Items from a data source
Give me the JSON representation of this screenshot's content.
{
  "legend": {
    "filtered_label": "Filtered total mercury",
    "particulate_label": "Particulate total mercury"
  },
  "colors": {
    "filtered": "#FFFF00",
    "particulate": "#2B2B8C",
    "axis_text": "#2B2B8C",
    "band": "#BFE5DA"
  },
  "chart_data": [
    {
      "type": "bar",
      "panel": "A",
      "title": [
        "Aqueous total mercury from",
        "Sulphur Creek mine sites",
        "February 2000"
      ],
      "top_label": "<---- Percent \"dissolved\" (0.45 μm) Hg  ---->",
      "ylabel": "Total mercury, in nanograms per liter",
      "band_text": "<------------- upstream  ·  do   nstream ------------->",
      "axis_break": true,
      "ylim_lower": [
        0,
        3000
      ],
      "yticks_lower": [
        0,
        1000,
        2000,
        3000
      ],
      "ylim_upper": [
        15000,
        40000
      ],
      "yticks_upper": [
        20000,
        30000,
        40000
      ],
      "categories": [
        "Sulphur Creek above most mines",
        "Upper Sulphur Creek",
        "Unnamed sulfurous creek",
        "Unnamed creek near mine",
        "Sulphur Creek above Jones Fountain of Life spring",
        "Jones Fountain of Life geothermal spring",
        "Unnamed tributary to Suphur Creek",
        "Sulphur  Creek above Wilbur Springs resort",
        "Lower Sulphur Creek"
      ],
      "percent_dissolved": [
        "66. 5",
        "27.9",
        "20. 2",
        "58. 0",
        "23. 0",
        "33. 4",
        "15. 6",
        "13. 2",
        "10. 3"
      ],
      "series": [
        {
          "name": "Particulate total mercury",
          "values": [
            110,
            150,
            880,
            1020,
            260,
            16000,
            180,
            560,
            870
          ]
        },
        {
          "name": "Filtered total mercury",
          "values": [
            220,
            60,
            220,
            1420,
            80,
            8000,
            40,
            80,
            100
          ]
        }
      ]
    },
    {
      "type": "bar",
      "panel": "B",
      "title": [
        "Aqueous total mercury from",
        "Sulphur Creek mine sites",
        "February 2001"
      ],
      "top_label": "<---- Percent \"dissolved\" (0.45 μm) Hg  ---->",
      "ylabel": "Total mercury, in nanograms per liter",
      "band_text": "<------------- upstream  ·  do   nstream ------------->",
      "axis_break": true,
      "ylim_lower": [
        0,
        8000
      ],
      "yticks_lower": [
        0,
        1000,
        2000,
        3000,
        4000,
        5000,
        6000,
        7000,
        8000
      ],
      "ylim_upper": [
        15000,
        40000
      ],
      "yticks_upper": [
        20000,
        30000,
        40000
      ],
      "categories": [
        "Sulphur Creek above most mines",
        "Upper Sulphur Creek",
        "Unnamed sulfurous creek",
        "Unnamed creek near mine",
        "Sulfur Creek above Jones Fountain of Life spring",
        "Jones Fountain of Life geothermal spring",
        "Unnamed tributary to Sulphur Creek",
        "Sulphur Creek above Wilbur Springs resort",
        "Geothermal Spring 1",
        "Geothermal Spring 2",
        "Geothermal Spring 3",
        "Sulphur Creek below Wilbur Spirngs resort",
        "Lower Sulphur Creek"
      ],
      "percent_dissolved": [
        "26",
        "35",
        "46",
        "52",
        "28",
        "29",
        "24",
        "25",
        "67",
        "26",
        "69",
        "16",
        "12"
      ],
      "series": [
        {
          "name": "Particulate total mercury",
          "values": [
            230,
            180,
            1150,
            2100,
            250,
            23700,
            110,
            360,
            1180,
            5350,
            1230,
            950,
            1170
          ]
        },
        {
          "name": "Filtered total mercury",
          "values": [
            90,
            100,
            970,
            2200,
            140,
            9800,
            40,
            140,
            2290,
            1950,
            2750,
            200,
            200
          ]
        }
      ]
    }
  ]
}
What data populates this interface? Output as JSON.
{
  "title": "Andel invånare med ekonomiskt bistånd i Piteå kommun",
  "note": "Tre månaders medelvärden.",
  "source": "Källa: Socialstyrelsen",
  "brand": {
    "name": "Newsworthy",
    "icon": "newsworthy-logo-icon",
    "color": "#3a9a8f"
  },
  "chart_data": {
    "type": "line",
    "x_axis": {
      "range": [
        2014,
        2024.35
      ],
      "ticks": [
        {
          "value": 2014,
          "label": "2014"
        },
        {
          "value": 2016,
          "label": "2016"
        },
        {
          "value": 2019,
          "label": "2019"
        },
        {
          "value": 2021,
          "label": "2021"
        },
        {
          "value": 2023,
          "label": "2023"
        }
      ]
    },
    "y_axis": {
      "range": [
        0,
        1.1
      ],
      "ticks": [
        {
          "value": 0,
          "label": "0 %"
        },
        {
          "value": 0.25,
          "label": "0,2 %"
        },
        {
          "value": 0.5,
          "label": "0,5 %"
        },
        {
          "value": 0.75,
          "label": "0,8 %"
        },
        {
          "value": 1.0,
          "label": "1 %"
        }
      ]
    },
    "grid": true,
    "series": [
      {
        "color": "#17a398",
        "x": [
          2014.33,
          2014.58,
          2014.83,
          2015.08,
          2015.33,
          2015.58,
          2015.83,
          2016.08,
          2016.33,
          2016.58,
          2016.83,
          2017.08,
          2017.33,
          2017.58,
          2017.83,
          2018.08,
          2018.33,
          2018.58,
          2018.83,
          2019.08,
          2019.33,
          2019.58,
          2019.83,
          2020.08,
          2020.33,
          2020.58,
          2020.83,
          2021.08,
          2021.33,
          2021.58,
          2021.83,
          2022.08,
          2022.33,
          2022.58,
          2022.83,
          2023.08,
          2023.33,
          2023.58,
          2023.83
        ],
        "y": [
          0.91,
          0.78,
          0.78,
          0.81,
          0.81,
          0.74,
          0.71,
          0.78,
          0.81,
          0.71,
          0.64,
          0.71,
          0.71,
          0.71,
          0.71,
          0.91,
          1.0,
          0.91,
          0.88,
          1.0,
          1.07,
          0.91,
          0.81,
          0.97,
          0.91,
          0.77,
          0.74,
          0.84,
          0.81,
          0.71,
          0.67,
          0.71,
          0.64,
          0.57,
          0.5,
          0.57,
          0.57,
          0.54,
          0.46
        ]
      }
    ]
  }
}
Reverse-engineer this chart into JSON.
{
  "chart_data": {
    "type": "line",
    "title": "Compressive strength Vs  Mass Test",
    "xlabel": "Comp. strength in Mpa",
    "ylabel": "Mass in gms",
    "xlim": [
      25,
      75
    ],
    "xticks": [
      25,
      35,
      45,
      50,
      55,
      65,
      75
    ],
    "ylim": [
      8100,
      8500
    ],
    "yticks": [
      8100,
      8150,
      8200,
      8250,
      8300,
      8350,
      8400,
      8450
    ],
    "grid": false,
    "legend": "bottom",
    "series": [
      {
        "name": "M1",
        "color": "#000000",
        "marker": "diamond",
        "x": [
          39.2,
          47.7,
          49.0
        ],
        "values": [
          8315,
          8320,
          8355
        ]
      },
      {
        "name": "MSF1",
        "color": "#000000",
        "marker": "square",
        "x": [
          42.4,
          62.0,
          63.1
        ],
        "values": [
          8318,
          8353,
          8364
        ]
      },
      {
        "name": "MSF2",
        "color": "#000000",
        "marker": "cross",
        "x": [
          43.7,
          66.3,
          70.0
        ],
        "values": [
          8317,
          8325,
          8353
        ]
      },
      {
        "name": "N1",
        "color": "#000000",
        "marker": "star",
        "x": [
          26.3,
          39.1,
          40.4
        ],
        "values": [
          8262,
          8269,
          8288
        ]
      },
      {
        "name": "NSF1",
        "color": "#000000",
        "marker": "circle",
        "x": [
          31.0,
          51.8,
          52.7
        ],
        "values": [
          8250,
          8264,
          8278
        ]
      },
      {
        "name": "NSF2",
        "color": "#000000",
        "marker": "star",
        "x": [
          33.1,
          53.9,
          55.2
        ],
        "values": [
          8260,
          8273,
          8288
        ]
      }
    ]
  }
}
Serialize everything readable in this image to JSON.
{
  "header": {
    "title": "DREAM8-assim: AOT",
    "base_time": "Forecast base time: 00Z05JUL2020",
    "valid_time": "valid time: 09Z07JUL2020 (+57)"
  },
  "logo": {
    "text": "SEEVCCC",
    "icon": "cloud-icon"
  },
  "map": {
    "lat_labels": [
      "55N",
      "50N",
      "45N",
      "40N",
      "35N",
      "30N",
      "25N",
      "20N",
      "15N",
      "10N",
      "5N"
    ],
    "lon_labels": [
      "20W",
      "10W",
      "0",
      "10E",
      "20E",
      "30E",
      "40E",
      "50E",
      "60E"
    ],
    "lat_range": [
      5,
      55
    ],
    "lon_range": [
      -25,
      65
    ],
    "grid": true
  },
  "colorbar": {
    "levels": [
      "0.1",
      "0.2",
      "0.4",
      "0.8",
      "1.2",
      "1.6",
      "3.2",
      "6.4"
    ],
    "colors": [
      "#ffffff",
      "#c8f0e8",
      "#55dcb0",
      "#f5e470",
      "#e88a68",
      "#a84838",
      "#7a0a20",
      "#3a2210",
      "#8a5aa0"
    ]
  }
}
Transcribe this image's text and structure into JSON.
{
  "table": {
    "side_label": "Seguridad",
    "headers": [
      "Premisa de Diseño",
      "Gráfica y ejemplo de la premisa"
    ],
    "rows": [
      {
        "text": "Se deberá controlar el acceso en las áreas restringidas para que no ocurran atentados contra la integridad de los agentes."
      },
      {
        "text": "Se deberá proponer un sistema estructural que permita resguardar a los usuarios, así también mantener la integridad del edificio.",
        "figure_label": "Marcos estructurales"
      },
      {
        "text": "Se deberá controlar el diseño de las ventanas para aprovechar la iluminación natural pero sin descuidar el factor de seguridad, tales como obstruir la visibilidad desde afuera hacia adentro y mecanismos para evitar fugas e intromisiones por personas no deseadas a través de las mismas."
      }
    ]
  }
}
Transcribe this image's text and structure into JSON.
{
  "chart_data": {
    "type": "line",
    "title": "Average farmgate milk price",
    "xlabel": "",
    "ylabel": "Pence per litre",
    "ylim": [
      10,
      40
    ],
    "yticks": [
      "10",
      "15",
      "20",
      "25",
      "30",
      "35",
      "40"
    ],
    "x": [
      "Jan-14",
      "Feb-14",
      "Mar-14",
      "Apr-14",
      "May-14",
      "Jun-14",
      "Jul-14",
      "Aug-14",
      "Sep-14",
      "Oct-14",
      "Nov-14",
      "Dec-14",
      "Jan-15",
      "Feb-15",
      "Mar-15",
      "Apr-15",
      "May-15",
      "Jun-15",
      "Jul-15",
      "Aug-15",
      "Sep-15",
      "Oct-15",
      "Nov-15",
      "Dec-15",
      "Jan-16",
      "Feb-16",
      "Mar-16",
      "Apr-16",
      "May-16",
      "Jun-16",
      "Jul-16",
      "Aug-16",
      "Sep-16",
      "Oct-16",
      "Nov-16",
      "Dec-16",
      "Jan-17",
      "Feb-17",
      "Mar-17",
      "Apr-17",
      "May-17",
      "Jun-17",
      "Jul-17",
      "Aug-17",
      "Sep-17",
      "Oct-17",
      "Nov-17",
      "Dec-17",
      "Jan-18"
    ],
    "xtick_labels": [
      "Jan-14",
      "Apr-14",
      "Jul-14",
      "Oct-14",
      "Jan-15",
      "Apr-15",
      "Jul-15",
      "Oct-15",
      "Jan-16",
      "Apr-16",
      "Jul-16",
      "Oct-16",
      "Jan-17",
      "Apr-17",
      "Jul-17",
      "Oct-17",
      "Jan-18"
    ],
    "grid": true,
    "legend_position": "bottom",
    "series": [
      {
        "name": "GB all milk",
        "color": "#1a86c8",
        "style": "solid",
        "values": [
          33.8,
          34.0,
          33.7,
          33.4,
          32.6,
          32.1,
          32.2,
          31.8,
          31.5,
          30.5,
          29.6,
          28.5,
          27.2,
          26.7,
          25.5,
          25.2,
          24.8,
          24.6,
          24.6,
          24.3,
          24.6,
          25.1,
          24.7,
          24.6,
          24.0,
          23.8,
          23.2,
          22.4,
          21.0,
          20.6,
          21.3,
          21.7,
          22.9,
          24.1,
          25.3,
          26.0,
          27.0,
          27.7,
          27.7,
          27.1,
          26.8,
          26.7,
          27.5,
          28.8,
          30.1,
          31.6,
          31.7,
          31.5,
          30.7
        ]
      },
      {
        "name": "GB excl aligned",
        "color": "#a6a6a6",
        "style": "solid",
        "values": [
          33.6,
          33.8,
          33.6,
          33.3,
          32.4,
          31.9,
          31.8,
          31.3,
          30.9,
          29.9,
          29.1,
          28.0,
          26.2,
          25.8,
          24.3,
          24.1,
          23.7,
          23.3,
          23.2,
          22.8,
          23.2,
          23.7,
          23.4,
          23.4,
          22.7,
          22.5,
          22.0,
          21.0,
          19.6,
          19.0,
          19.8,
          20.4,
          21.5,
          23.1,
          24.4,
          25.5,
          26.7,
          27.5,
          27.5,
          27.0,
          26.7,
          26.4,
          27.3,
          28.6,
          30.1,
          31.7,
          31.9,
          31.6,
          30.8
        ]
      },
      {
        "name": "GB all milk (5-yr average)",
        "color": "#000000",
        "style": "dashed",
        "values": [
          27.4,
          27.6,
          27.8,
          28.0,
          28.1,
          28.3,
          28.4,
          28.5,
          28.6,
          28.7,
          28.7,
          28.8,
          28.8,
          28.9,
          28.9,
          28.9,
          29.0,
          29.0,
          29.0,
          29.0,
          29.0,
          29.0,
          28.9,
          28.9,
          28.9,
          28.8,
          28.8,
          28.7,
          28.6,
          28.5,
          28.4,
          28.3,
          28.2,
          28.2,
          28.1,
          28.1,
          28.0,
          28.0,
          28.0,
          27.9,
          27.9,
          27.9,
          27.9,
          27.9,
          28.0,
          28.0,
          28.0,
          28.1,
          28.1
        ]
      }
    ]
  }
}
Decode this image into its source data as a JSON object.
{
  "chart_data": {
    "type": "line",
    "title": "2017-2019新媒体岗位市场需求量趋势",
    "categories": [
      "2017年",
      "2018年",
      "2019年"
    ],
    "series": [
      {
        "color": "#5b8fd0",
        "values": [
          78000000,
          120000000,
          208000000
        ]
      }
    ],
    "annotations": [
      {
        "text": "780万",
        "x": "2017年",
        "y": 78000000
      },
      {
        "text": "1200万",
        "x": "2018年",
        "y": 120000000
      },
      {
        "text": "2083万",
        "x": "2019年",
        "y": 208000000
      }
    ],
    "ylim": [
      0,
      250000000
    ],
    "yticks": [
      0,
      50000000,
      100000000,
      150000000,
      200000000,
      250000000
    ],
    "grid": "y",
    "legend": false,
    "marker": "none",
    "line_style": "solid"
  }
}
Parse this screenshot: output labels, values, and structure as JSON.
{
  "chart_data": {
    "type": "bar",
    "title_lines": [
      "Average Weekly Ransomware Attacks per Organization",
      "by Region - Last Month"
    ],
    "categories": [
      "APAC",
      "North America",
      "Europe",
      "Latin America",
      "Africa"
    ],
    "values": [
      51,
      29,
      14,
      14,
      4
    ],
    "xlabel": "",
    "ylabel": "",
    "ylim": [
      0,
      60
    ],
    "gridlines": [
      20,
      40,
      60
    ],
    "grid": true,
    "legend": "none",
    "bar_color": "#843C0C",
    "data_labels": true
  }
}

» **Directive**: Give the number of lines in the entries above that include the string "into". No other output is expected.

» **Answer to this problem**: 4